Return the listing below in full, with every line exactly as it is.

[Recorded data]
--------------------

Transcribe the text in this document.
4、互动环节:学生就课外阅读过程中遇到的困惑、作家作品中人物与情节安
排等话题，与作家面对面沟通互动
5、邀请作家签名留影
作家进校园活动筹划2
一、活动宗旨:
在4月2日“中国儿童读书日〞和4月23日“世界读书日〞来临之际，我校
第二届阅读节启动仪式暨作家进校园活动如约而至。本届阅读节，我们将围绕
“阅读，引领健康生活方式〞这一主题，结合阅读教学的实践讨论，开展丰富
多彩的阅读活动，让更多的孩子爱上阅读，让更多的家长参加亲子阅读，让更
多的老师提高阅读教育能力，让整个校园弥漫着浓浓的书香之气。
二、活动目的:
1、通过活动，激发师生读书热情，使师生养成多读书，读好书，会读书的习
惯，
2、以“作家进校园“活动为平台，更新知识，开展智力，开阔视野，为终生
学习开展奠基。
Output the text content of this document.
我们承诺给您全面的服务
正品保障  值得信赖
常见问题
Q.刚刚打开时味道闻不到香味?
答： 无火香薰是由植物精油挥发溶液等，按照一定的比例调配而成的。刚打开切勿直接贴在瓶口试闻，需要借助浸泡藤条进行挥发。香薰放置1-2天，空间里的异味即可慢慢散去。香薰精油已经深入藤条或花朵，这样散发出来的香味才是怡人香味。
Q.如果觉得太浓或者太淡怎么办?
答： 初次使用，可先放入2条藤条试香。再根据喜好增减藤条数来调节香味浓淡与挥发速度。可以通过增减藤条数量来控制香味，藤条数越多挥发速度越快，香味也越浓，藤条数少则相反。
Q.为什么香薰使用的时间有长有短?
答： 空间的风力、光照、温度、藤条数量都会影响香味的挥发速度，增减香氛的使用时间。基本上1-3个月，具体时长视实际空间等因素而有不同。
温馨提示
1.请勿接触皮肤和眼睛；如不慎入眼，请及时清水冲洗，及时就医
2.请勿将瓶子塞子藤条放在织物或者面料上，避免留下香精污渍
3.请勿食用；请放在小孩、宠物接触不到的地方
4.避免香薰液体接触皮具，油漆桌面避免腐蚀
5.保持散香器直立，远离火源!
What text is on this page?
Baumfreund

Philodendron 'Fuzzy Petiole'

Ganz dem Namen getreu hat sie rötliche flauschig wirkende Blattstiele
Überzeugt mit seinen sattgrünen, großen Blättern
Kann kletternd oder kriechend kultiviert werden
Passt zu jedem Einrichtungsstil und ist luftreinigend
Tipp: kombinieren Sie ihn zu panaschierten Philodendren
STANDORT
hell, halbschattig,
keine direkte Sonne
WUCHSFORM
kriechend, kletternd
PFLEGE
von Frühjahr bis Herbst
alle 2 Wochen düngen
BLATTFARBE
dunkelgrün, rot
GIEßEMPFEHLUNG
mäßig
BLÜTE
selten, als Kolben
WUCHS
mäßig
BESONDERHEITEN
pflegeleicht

--------------------

▶ _RIGHT ANSWER_:
Transcribe the text in this document.
4、互动环节:学生就课外阅读过程中遇到的困惑、作家作品中人物与情节安
排等话题，与作家面对面沟通互动
5、邀请作家签名留影
作家进校园活动筹划2
一、活动宗旨:
在4月2日“中国儿童读书日〞和4月23日“世界读书日〞来临之际，我校
第二届阅读节启动仪式暨作家进校园活动如约而至。本届阅读节，我们将围绕
“阅读，引领健康生活方式〞这一主题，结合阅读教学的实践讨论，开展丰富
多彩的阅读活动，让更多的孩子爱上阅读，让更多的家长参加亲子阅读，让更
多的老师提高阅读教育能力，让整个校园弥漫着浓浓的书香之气。
二、活动目的:
1、通过活动，激发师生读书热情，使师生养成多读书，读好书，会读书的习
惯，
2、以“作家进校园“活动为平台，更新知识，开展智力，开阔视野，为终生
学习开展奠基。
Output the text content of this document.
我们承诺给您全面的服务
正品保障  值得信赖
常见问题
Q.刚刚打开时味道闻不到香味?
答： 无火香薰是由植物精油挥发溶液等，按照一定的比例调配而成的。刚打开切勿直接贴在瓶口试闻，需要借助浸泡藤条进行挥发。香薰放置1-2天，空间里的异味即可慢慢散去。香薰精油已经深入藤条或花朵，这样散发出来的香味才是怡人香味。
Q.如果觉得太浓或者太淡怎么办?
答： 初次使用，可先放入2条藤条试香。再根据喜好增减藤条数来调节香味浓淡与挥发速度。可以通过增减藤条数量来控制香味，藤条数越多挥发速度越快，香味也越浓，藤条数少则相反。
Q.为什么香薰使用的时间有长有短?
答： 空间的风力、光照、温度、藤条数量都会影响香味的挥发速度，增减香氛的使用时间。基本上1-3个月，具体时长视实际空间等因素而有不同。
温馨提示
1.请勿接触皮肤和眼睛；如不慎入眼，请及时清水冲洗，及时就医
2.请勿将瓶子塞子藤条放在织物或者面料上，避免留下香精污渍
3.请勿食用；请放在小孩、宠物接触不到的地方
4.避免香薰液体接触皮具，油漆桌面避免腐蚀
5.保持散香器直立，远离火源!
What text is on this page?
Baumfreund

Philodendron 'Fuzzy Petiole'

Ganz dem Namen getreu hat sie rötliche flauschig wirkende Blattstiele
Überzeugt mit seinen sattgrünen, großen Blättern
Kann kletternd oder kriechend kultiviert werden
Passt zu jedem Einrichtungsstil und ist luftreinigend
Tipp: kombinieren Sie ihn zu panaschierten Philodendren
STANDORT
hell, halbschattig,
keine direkte Sonne
WUCHSFORM
kriechend, kletternd
PFLEGE
von Frühjahr bis Herbst
alle 2 Wochen düngen
BLATTFARBE
dunkelgrün, rot
GIEßEMPFEHLUNG
mäßig
BLÜTE
selten, als Kolben
WUCHS
mäßig
BESONDERHEITEN
pflegeleicht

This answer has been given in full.